What is asked
Give all of the lines again exactly as they read.

[Stored items from a collection]
▬▬▬▬▬▬▬▬▬▬
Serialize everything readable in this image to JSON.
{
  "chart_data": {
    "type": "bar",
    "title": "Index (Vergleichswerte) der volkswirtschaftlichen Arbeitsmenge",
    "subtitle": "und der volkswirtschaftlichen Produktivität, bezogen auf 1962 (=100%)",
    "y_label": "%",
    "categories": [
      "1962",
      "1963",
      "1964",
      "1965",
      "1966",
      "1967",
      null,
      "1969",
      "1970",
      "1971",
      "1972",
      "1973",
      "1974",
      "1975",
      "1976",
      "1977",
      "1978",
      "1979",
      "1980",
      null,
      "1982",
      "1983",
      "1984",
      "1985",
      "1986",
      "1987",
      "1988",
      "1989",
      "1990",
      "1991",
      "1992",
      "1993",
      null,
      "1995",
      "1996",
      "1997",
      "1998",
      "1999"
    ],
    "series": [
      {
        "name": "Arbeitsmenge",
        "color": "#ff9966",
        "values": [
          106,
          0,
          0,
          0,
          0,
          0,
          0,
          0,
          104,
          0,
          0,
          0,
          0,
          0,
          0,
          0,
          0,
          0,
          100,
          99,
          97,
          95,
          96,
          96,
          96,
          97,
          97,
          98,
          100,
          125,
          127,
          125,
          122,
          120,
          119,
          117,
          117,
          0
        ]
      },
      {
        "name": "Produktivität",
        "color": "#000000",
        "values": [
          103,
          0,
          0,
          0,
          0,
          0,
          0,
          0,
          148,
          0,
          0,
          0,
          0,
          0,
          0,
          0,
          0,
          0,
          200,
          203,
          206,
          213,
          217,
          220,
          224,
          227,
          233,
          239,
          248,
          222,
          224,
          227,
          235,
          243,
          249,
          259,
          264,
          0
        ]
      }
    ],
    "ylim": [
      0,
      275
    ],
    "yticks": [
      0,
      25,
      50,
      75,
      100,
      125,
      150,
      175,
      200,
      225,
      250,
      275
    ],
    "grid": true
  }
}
▬▬▬▬▬▬▬▬▬▬
Solution for this problem
Serialize everything readable in this image to JSON.
{
  "chart_data": {
    "type": "bar",
    "title": "Index (Vergleichswerte) der volkswirtschaftlichen Arbeitsmenge",
    "subtitle": "und der volkswirtschaftlichen Produktivität, bezogen auf 1962 (=100%)",
    "y_label": "%",
    "categories": [
      "1962",
      "1963",
      "1964",
      "1965",
      "1966",
      "1967",
      null,
      "1969",
      "1970",
      "1971",
      "1972",
      "1973",
      "1974",
      "1975",
      "1976",
      "1977",
      "1978",
      "1979",
      "1980",
      null,
      "1982",
      "1983",
      "1984",
      "1985",
      "1986",
      "1987",
      "1988",
      "1989",
      "1990",
      "1991",
      "1992",
      "1993",
      null,
      "1995",
      "1996",
      "1997",
      "1998",
      "1999"
    ],
    "series": [
      {
        "name": "Arbeitsmenge",
        "color": "#ff9966",
        "values": [
          106,
          0,
          0,
          0,
          0,
          0,
          0,
          0,
          104,
          0,
          0,
          0,
          0,
          0,
          0,
          0,
          0,
          0,
          100,
          99,
          97,
          95,
          96,
          96,
          96,
          97,
          97,
          98,
          100,
          125,
          127,
          125,
          122,
          120,
          119,
          117,
          117,
          0
        ]
      },
      {
        "name": "Produktivität",
        "color": "#000000",
        "values": [
          103,
          0,
          0,
          0,
          0,
          0,
          0,
          0,
          148,
          0,
          0,
          0,
          0,
          0,
          0,
          0,
          0,
          0,
          200,
          203,
          206,
          213,
          217,
          220,
          224,
          227,
          233,
          239,
          248,
          222,
          224,
          227,
          235,
          243,
          249,
          259,
          264,
          0
        ]
      }
    ],
    "ylim": [
      0,
      275
    ],
    "yticks": [
      0,
      25,
      50,
      75,
      100,
      125,
      150,
      175,
      200,
      225,
      250,
      275
    ],
    "grid": true
  }
}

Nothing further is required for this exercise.